● Record excerpts
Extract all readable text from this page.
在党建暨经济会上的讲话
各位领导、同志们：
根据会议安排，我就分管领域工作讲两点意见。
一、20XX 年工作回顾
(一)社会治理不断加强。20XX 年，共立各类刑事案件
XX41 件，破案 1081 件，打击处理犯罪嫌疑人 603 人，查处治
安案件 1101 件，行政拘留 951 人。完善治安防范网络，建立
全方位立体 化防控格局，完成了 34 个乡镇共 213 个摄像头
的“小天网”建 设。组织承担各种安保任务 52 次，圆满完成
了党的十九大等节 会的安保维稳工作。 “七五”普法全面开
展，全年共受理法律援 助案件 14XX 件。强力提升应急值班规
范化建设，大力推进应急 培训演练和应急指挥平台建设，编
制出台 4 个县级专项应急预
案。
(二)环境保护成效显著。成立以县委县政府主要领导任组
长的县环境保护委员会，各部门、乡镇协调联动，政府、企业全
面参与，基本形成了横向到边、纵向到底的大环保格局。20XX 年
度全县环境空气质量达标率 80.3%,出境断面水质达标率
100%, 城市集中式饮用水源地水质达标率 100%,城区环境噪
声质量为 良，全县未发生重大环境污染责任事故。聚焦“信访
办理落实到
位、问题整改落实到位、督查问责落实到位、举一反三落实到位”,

● Exercise goal
Please repeat all the records above exactly as they appear.

● Task solution
Extract all readable text from this page.
在党建暨经济会上的讲话
各位领导、同志们：
根据会议安排，我就分管领域工作讲两点意见。
一、20XX 年工作回顾
(一)社会治理不断加强。20XX 年，共立各类刑事案件
XX41 件，破案 1081 件，打击处理犯罪嫌疑人 603 人，查处治
安案件 1101 件，行政拘留 951 人。完善治安防范网络，建立
全方位立体 化防控格局，完成了 34 个乡镇共 213 个摄像头
的“小天网”建 设。组织承担各种安保任务 52 次，圆满完成
了党的十九大等节 会的安保维稳工作。 “七五”普法全面开
展，全年共受理法律援 助案件 14XX 件。强力提升应急值班规
范化建设，大力推进应急 培训演练和应急指挥平台建设，编
制出台 4 个县级专项应急预
案。
(二)环境保护成效显著。成立以县委县政府主要领导任组
长的县环境保护委员会，各部门、乡镇协调联动，政府、企业全
面参与，基本形成了横向到边、纵向到底的大环保格局。20XX 年
度全县环境空气质量达标率 80.3%,出境断面水质达标率
100%, 城市集中式饮用水源地水质达标率 100%,城区环境噪
声质量为 良，全县未发生重大环境污染责任事故。聚焦“信访
办理落实到
位、问题整改落实到位、督查问责落实到位、举一反三落实到位”,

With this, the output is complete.